----- The input -----
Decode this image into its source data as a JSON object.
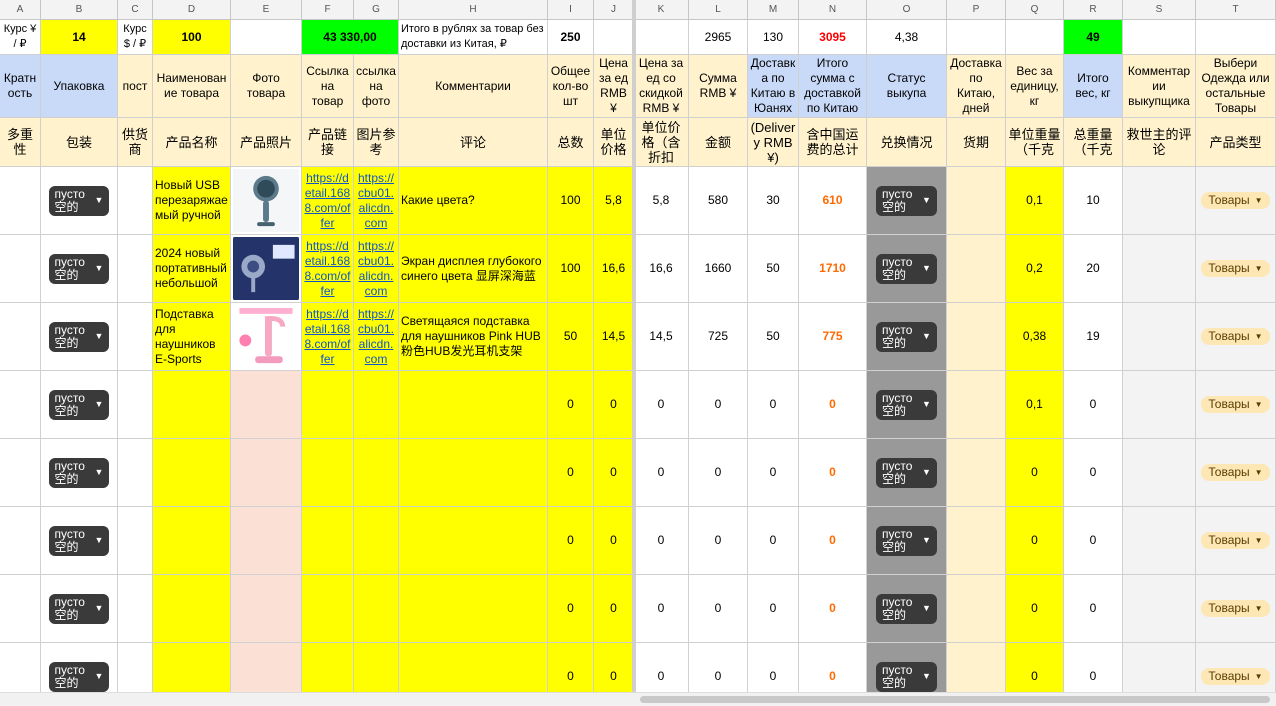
{
  "columns": [
    "A",
    "B",
    "C",
    "D",
    "E",
    "F",
    "G",
    "H",
    "I",
    "J",
    "K",
    "L",
    "M",
    "N",
    "O",
    "P",
    "Q",
    "R",
    "S",
    "T"
  ],
  "summary": {
    "rate_cny_label": "Курс ¥ / ₽",
    "rate_cny_value": "14",
    "rate_usd_label": "Курс $ / ₽",
    "rate_usd_value": "100",
    "total_rub": "43 330,00",
    "total_rub_label": "Итого в рублях за товар без доставки из Китая, ₽",
    "total_qty": "250",
    "sum_rmb": "2965",
    "sum_delivery": "130",
    "sum_total_cn": "3095",
    "avg_value": "4,38",
    "total_weight": "49"
  },
  "headers_ru": [
    "Кратность",
    "Упаковка",
    "пост",
    "Наименование товара",
    "Фото товара",
    "Ссылка на товар",
    "ссылка на фото",
    "Комментарии",
    "Общее кол-во шт",
    "Цена за ед RMB ¥",
    "Цена за ед со скидкой RMB ¥",
    "Сумма RMB ¥",
    "Доставка по Китаю в Юанях",
    "Итого сумма с доставкой по Китаю",
    "Статус выкупа",
    "Доставка по Китаю, дней",
    "Вес за единицу, кг",
    "Итого вес, кг",
    "Комментарии выкупщика",
    "Выбери Одежда или остальные Товары"
  ],
  "headers_cn": [
    "多重性",
    "包装",
    "供货商",
    "产品名称",
    "产品照片",
    "产品链接",
    "图片参考",
    "评论",
    "总数",
    "单位价格",
    "单位价格（含折扣",
    "金额",
    "(Delivery RMB ¥)",
    "含中国运费的总计",
    "兑换情况",
    "货期",
    "单位重量（千克",
    "总重量（千克",
    "救世主的评论",
    "产品类型"
  ],
  "status_label": "пусто 空的",
  "type_label": "Товары",
  "rows": [
    {
      "name": "Новый USB перезаряжаемый ручной",
      "link": "https://detail.1688.com/offer",
      "photo_link": "https://cbu01.alicdn.com",
      "comment": "Какие цвета?",
      "qty": "100",
      "price": "5,8",
      "disc_price": "5,8",
      "sum": "580",
      "delivery": "30",
      "total": "610",
      "unit_weight": "0,1",
      "total_weight": "10"
    },
    {
      "name": "2024 новый портативный небольшой",
      "link": "https://detail.1688.com/offer",
      "photo_link": "https://cbu01.alicdn.com",
      "comment": "Экран дисплея глубокого синего цвета 显屏深海蓝",
      "qty": "100",
      "price": "16,6",
      "disc_price": "16,6",
      "sum": "1660",
      "delivery": "50",
      "total": "1710",
      "unit_weight": "0,2",
      "total_weight": "20"
    },
    {
      "name": "Подставка для наушников E-Sports",
      "link": "https://detail.1688.com/offer",
      "photo_link": "https://cbu01.alicdn.com",
      "comment": "Светящаяся подставка для наушников Pink HUB 粉色HUB发光耳机支架",
      "qty": "50",
      "price": "14,5",
      "disc_price": "14,5",
      "sum": "725",
      "delivery": "50",
      "total": "775",
      "unit_weight": "0,38",
      "total_weight": "19"
    },
    {
      "name": "",
      "link": "",
      "photo_link": "",
      "comment": "",
      "qty": "0",
      "price": "0",
      "disc_price": "0",
      "sum": "0",
      "delivery": "0",
      "total": "0",
      "unit_weight": "0,1",
      "total_weight": "0"
    },
    {
      "name": "",
      "link": "",
      "photo_link": "",
      "comment": "",
      "qty": "0",
      "price": "0",
      "disc_price": "0",
      "sum": "0",
      "delivery": "0",
      "total": "0",
      "unit_weight": "0",
      "total_weight": "0"
    },
    {
      "name": "",
      "link": "",
      "photo_link": "",
      "comment": "",
      "qty": "0",
      "price": "0",
      "disc_price": "0",
      "sum": "0",
      "delivery": "0",
      "total": "0",
      "unit_weight": "0",
      "total_weight": "0"
    },
    {
      "name": "",
      "link": "",
      "photo_link": "",
      "comment": "",
      "qty": "0",
      "price": "0",
      "disc_price": "0",
      "sum": "0",
      "delivery": "0",
      "total": "0",
      "unit_weight": "0",
      "total_weight": "0"
    },
    {
      "name": "",
      "link": "",
      "photo_link": "",
      "comment": "",
      "qty": "0",
      "price": "0",
      "disc_price": "0",
      "sum": "0",
      "delivery": "0",
      "total": "0",
      "unit_weight": "0",
      "total_weight": "0"
    }
  ],
  "colors": {
    "yellow": "#ffff00",
    "light_yellow": "#fff2cc",
    "blue_header": "#c9daf8",
    "green": "#00ff00",
    "gray_status": "#999999",
    "pink_photo": "#fbe0d6",
    "light_gray": "#f3f3f3"
  },
  "icons": {
    "dropdown": "dropdown-arrow-icon"
  }
}
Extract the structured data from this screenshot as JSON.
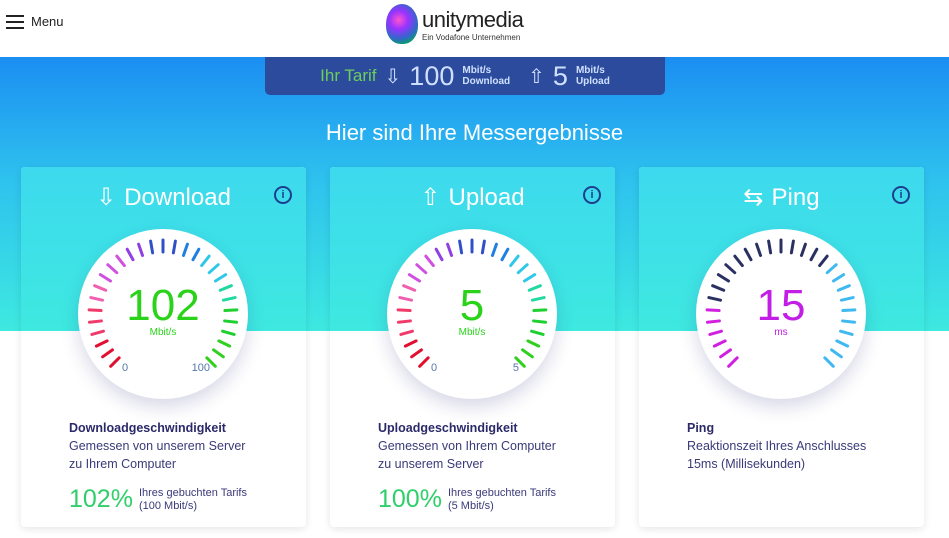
{
  "header": {
    "menu_label": "Menu",
    "logo_name": "unitymedia",
    "logo_tagline": "Ein Vodafone Unternehmen"
  },
  "tarif": {
    "label": "Ihr Tarif",
    "download_value": "100",
    "download_unit": "Mbit/s",
    "download_label": "Download",
    "upload_value": "5",
    "upload_unit": "Mbit/s",
    "upload_label": "Upload"
  },
  "title": "Hier sind Ihre Messergebnisse",
  "cards": [
    {
      "title": "Download",
      "icon": "download-icon",
      "value": "102",
      "unit": "Mbit/s",
      "min": "0",
      "max": "100",
      "value_color": "#2ad21a",
      "unit_color": "#2ad21a",
      "fill": 1.0,
      "palette": "speed",
      "desc_title": "Downloadgeschwindigkeit",
      "desc_line1": "Gemessen von unserem Server",
      "desc_line2": "zu Ihrem Computer",
      "percent": "102%",
      "percent_text1": "Ihres gebuchten Tarifs",
      "percent_text2": "(100 Mbit/s)"
    },
    {
      "title": "Upload",
      "icon": "upload-icon",
      "value": "5",
      "unit": "Mbit/s",
      "min": "0",
      "max": "5",
      "value_color": "#2ad21a",
      "unit_color": "#2ad21a",
      "fill": 1.0,
      "palette": "speed",
      "desc_title": "Uploadgeschwindigkeit",
      "desc_line1": "Gemessen von Ihrem Computer",
      "desc_line2": "zu unserem Server",
      "percent": "100%",
      "percent_text1": "Ihres gebuchten Tarifs",
      "percent_text2": "(5 Mbit/s)"
    },
    {
      "title": "Ping",
      "icon": "ping-icon",
      "value": "15",
      "unit": "ms",
      "value_color": "#c21ee6",
      "unit_color": "#c21ee6",
      "fill": 0.2,
      "palette": "ping",
      "desc_title": "Ping",
      "desc_line1": "Reaktionszeit Ihres Anschlusses",
      "desc_line2": "15ms (Millisekunden)"
    }
  ]
}
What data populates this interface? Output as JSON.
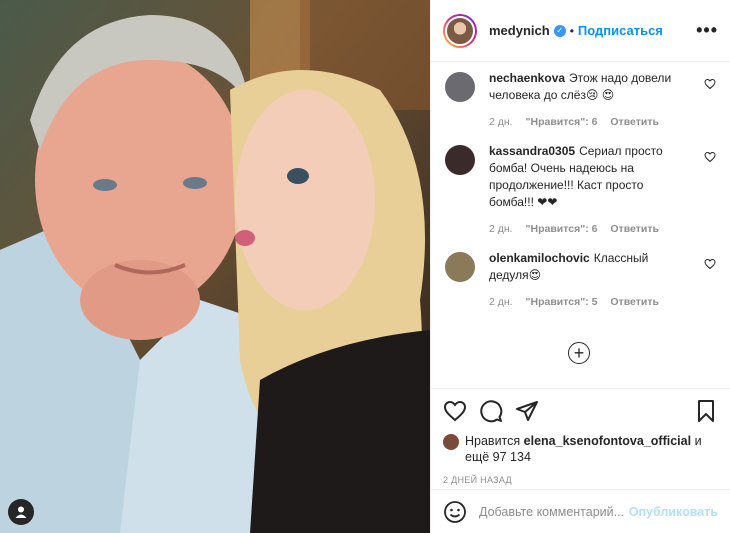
{
  "post": {
    "username": "medynich",
    "follow_label": "Подписаться",
    "dot": "•"
  },
  "comments": [
    {
      "user": "nechaenkova",
      "text": "Этож надо довели человека до слёз😢 😍",
      "time": "2 дн.",
      "likes": "\"Нравится\": 6",
      "reply": "Ответить",
      "avatar_color": "#6a6a70"
    },
    {
      "user": "kassandra0305",
      "text": "Сериал просто бомба! Очень надеюсь на продолжение!!! Каст просто бомба!!! ❤❤",
      "time": "2 дн.",
      "likes": "\"Нравится\": 6",
      "reply": "Ответить",
      "avatar_color": "#3a2a2a"
    },
    {
      "user": "olenkamilochovic",
      "text": "Классный дедуля😍",
      "time": "2 дн.",
      "likes": "\"Нравится\": 5",
      "reply": "Ответить",
      "avatar_color": "#8a7a5a"
    }
  ],
  "load_more": "+",
  "likes_summary": {
    "prefix": "Нравится",
    "user": "elena_ksenofontova_official",
    "suffix": "и ещё 97 134"
  },
  "time_ago": "2 ДНЕЙ НАЗАД",
  "comment_box": {
    "placeholder": "Добавьте комментарий...",
    "post_label": "Опубликовать"
  },
  "more_label": "•••",
  "colors": {
    "accent": "#0095f6",
    "muted": "#8e8e8e"
  }
}
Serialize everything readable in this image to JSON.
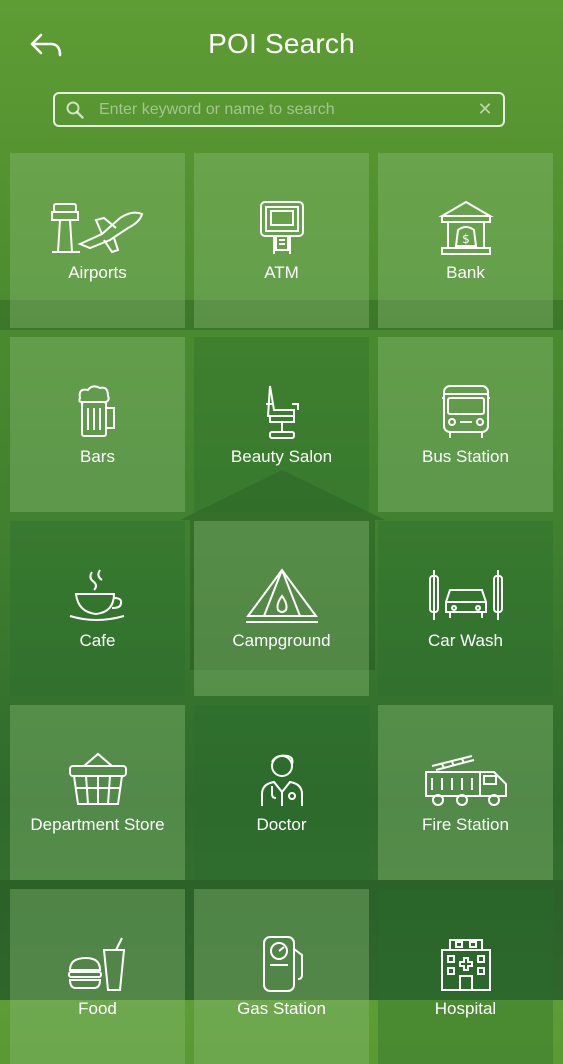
-----
§ **Requirements**
Using the entries above, find all lines with "Курс". Copy them.

§ **The reply**
    "rate_cny_label": "Курс ¥ / ₽",
    "rate_usd_label": "Курс $ / ₽",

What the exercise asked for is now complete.